> What to produce: Please retype the records below exactly, leaving out any pictures.

[Figure data in JSON]
★ ★ ★
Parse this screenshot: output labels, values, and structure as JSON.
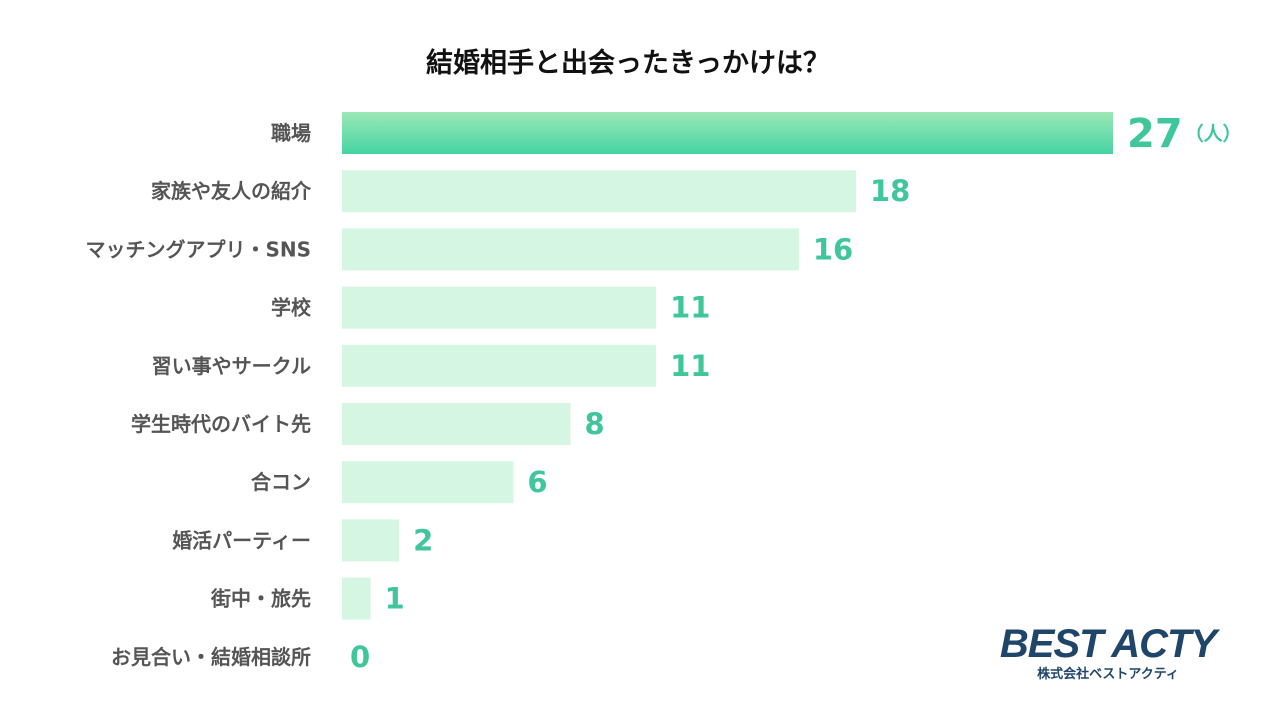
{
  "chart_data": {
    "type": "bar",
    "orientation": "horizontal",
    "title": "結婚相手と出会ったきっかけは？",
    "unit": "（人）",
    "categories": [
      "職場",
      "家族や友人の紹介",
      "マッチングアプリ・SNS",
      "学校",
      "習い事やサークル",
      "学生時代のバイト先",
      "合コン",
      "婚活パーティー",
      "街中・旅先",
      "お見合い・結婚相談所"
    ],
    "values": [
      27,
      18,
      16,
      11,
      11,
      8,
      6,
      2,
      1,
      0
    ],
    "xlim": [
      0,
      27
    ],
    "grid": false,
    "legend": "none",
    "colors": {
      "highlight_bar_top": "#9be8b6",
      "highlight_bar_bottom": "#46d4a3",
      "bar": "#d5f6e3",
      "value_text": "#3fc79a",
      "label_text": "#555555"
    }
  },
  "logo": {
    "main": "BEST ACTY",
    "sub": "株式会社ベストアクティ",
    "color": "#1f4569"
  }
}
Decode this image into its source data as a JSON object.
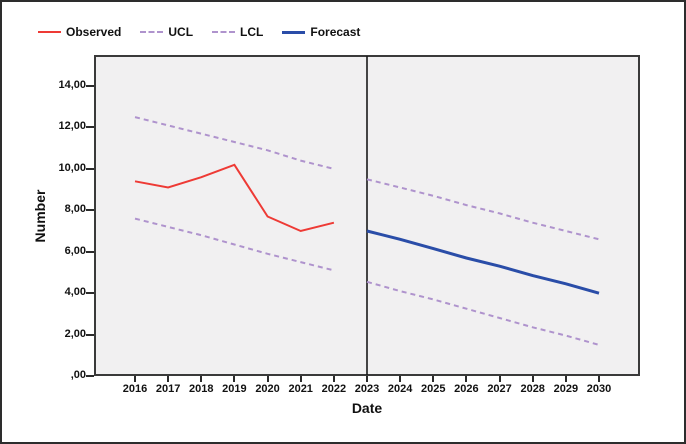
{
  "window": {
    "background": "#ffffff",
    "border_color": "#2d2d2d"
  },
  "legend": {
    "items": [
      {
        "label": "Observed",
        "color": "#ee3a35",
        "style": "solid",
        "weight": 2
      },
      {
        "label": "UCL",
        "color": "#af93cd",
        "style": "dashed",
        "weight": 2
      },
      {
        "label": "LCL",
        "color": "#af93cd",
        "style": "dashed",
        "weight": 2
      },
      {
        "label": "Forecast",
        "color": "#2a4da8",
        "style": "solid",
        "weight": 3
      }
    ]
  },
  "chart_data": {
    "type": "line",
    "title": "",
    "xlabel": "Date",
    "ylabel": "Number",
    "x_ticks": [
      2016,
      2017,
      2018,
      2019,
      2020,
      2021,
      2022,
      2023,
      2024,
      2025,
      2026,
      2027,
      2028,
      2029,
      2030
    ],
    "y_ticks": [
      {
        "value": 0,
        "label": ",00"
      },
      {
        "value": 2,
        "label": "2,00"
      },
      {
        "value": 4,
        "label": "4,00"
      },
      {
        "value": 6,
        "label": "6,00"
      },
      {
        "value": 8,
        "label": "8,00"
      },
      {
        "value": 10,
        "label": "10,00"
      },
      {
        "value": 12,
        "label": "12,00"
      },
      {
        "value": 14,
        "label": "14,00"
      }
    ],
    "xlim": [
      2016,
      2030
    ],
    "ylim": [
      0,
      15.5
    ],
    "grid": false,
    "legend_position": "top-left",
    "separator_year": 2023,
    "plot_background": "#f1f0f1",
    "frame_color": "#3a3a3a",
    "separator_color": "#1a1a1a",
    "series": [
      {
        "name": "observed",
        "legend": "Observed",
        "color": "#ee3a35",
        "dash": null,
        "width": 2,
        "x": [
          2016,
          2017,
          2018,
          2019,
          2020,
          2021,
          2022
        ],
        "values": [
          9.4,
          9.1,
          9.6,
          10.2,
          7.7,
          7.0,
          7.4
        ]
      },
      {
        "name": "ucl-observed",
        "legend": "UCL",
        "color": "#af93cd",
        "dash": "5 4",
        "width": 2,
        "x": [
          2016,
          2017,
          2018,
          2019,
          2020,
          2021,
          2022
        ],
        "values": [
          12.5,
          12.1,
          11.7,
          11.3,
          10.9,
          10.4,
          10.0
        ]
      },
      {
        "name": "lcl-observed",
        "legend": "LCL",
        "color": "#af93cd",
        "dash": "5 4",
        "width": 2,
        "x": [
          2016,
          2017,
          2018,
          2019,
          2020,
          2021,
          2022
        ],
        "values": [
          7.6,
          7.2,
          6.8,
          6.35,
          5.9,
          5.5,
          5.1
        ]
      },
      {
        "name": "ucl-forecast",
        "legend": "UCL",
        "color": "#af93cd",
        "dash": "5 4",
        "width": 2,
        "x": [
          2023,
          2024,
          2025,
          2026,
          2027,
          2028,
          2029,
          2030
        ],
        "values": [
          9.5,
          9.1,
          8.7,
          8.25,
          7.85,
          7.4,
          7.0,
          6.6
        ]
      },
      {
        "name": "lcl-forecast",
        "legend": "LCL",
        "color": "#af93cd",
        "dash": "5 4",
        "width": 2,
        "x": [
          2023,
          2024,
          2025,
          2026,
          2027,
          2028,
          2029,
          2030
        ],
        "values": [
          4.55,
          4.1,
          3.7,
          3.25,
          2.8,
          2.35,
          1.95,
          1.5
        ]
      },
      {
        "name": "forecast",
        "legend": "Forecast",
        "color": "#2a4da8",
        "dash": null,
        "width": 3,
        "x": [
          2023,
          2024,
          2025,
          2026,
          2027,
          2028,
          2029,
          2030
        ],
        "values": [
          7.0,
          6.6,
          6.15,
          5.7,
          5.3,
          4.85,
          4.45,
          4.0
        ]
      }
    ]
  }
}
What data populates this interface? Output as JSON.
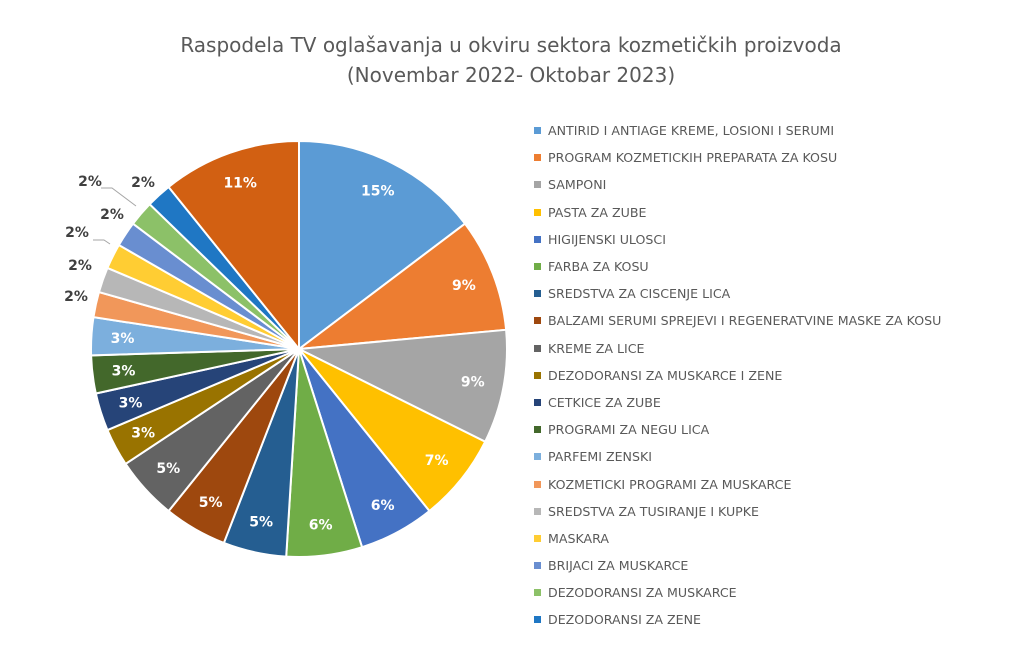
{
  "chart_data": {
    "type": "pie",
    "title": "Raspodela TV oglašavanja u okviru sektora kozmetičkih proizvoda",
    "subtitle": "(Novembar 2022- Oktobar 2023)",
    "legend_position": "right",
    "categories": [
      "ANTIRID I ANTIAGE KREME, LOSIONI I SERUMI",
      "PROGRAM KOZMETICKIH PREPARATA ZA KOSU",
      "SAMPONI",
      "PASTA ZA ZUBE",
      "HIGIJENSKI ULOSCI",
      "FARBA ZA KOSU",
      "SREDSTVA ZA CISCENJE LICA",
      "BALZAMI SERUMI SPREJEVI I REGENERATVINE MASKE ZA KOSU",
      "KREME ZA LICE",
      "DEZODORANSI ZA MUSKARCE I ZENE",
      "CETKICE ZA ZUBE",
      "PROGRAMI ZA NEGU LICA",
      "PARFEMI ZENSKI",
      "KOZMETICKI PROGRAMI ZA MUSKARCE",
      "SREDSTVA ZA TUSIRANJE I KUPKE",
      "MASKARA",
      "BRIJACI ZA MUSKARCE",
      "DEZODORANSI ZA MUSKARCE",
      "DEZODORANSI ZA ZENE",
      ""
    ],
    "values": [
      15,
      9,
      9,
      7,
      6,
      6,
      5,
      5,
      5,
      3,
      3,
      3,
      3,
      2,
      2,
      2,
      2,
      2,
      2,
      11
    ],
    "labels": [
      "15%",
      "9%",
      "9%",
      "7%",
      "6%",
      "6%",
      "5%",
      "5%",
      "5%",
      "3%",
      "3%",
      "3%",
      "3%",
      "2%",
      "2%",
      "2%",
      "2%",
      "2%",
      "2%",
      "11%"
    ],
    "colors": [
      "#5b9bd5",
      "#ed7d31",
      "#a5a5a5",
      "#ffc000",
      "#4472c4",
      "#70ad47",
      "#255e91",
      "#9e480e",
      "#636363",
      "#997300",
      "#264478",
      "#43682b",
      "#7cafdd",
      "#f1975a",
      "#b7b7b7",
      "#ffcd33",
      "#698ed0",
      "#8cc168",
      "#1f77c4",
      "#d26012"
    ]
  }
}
★ ★ ★
> Output of the exercise:
Parse this screenshot: output labels, values, and structure as JSON.
{
  "chart_data": {
    "type": "bar",
    "orientation": "horizontal",
    "title": "結婚相手と出会ったきっかけは？",
    "unit": "（人）",
    "categories": [
      "職場",
      "家族や友人の紹介",
      "マッチングアプリ・SNS",
      "学校",
      "習い事やサークル",
      "学生時代のバイト先",
      "合コン",
      "婚活パーティー",
      "街中・旅先",
      "お見合い・結婚相談所"
    ],
    "values": [
      27,
      18,
      16,
      11,
      11,
      8,
      6,
      2,
      1,
      0
    ],
    "xlim": [
      0,
      27
    ],
    "grid": false,
    "legend": "none",
    "colors": {
      "highlight_bar_top": "#9be8b6",
      "highlight_bar_bottom": "#46d4a3",
      "bar": "#d5f6e3",
      "value_text": "#3fc79a",
      "label_text": "#555555"
    }
  },
  "logo": {
    "main": "BEST ACTY",
    "sub": "株式会社ベストアクティ",
    "color": "#1f4569"
  }
}
Decode this image into its source data as a JSON object.
{
  "window": {
    "background": "#ffffff",
    "border_color": "#2d2d2d"
  },
  "legend": {
    "items": [
      {
        "label": "Observed",
        "color": "#ee3a35",
        "style": "solid",
        "weight": 2
      },
      {
        "label": "UCL",
        "color": "#af93cd",
        "style": "dashed",
        "weight": 2
      },
      {
        "label": "LCL",
        "color": "#af93cd",
        "style": "dashed",
        "weight": 2
      },
      {
        "label": "Forecast",
        "color": "#2a4da8",
        "style": "solid",
        "weight": 3
      }
    ]
  },
  "chart_data": {
    "type": "line",
    "title": "",
    "xlabel": "Date",
    "ylabel": "Number",
    "x_ticks": [
      2016,
      2017,
      2018,
      2019,
      2020,
      2021,
      2022,
      2023,
      2024,
      2025,
      2026,
      2027,
      2028,
      2029,
      2030
    ],
    "y_ticks": [
      {
        "value": 0,
        "label": ",00"
      },
      {
        "value": 2,
        "label": "2,00"
      },
      {
        "value": 4,
        "label": "4,00"
      },
      {
        "value": 6,
        "label": "6,00"
      },
      {
        "value": 8,
        "label": "8,00"
      },
      {
        "value": 10,
        "label": "10,00"
      },
      {
        "value": 12,
        "label": "12,00"
      },
      {
        "value": 14,
        "label": "14,00"
      }
    ],
    "xlim": [
      2016,
      2030
    ],
    "ylim": [
      0,
      15.5
    ],
    "grid": false,
    "legend_position": "top-left",
    "separator_year": 2023,
    "plot_background": "#f1f0f1",
    "frame_color": "#3a3a3a",
    "separator_color": "#1a1a1a",
    "series": [
      {
        "name": "observed",
        "legend": "Observed",
        "color": "#ee3a35",
        "dash": null,
        "width": 2,
        "x": [
          2016,
          2017,
          2018,
          2019,
          2020,
          2021,
          2022
        ],
        "values": [
          9.4,
          9.1,
          9.6,
          10.2,
          7.7,
          7.0,
          7.4
        ]
      },
      {
        "name": "ucl-observed",
        "legend": "UCL",
        "color": "#af93cd",
        "dash": "5 4",
        "width": 2,
        "x": [
          2016,
          2017,
          2018,
          2019,
          2020,
          2021,
          2022
        ],
        "values": [
          12.5,
          12.1,
          11.7,
          11.3,
          10.9,
          10.4,
          10.0
        ]
      },
      {
        "name": "lcl-observed",
        "legend": "LCL",
        "color": "#af93cd",
        "dash": "5 4",
        "width": 2,
        "x": [
          2016,
          2017,
          2018,
          2019,
          2020,
          2021,
          2022
        ],
        "values": [
          7.6,
          7.2,
          6.8,
          6.35,
          5.9,
          5.5,
          5.1
        ]
      },
      {
        "name": "ucl-forecast",
        "legend": "UCL",
        "color": "#af93cd",
        "dash": "5 4",
        "width": 2,
        "x": [
          2023,
          2024,
          2025,
          2026,
          2027,
          2028,
          2029,
          2030
        ],
        "values": [
          9.5,
          9.1,
          8.7,
          8.25,
          7.85,
          7.4,
          7.0,
          6.6
        ]
      },
      {
        "name": "lcl-forecast",
        "legend": "LCL",
        "color": "#af93cd",
        "dash": "5 4",
        "width": 2,
        "x": [
          2023,
          2024,
          2025,
          2026,
          2027,
          2028,
          2029,
          2030
        ],
        "values": [
          4.55,
          4.1,
          3.7,
          3.25,
          2.8,
          2.35,
          1.95,
          1.5
        ]
      },
      {
        "name": "forecast",
        "legend": "Forecast",
        "color": "#2a4da8",
        "dash": null,
        "width": 3,
        "x": [
          2023,
          2024,
          2025,
          2026,
          2027,
          2028,
          2029,
          2030
        ],
        "values": [
          7.0,
          6.6,
          6.15,
          5.7,
          5.3,
          4.85,
          4.45,
          4.0
        ]
      }
    ]
  }
}
What data populates this interface? Output as JSON.
{
  "chart_data": {
    "type": "pie",
    "title": "Raspodela TV oglašavanja u okviru sektora kozmetičkih proizvoda",
    "subtitle": "(Novembar 2022- Oktobar 2023)",
    "legend_position": "right",
    "categories": [
      "ANTIRID I ANTIAGE KREME, LOSIONI I SERUMI",
      "PROGRAM KOZMETICKIH PREPARATA ZA KOSU",
      "SAMPONI",
      "PASTA ZA ZUBE",
      "HIGIJENSKI ULOSCI",
      "FARBA ZA KOSU",
      "SREDSTVA ZA CISCENJE LICA",
      "BALZAMI SERUMI SPREJEVI I REGENERATVINE MASKE ZA KOSU",
      "KREME ZA LICE",
      "DEZODORANSI ZA MUSKARCE I ZENE",
      "CETKICE ZA ZUBE",
      "PROGRAMI ZA NEGU LICA",
      "PARFEMI ZENSKI",
      "KOZMETICKI PROGRAMI ZA MUSKARCE",
      "SREDSTVA ZA TUSIRANJE I KUPKE",
      "MASKARA",
      "BRIJACI ZA MUSKARCE",
      "DEZODORANSI ZA MUSKARCE",
      "DEZODORANSI ZA ZENE",
      ""
    ],
    "values": [
      15,
      9,
      9,
      7,
      6,
      6,
      5,
      5,
      5,
      3,
      3,
      3,
      3,
      2,
      2,
      2,
      2,
      2,
      2,
      11
    ],
    "labels": [
      "15%",
      "9%",
      "9%",
      "7%",
      "6%",
      "6%",
      "5%",
      "5%",
      "5%",
      "3%",
      "3%",
      "3%",
      "3%",
      "2%",
      "2%",
      "2%",
      "2%",
      "2%",
      "2%",
      "11%"
    ],
    "colors": [
      "#5b9bd5",
      "#ed7d31",
      "#a5a5a5",
      "#ffc000",
      "#4472c4",
      "#70ad47",
      "#255e91",
      "#9e480e",
      "#636363",
      "#997300",
      "#264478",
      "#43682b",
      "#7cafdd",
      "#f1975a",
      "#b7b7b7",
      "#ffcd33",
      "#698ed0",
      "#8cc168",
      "#1f77c4",
      "#d26012"
    ]
  }
}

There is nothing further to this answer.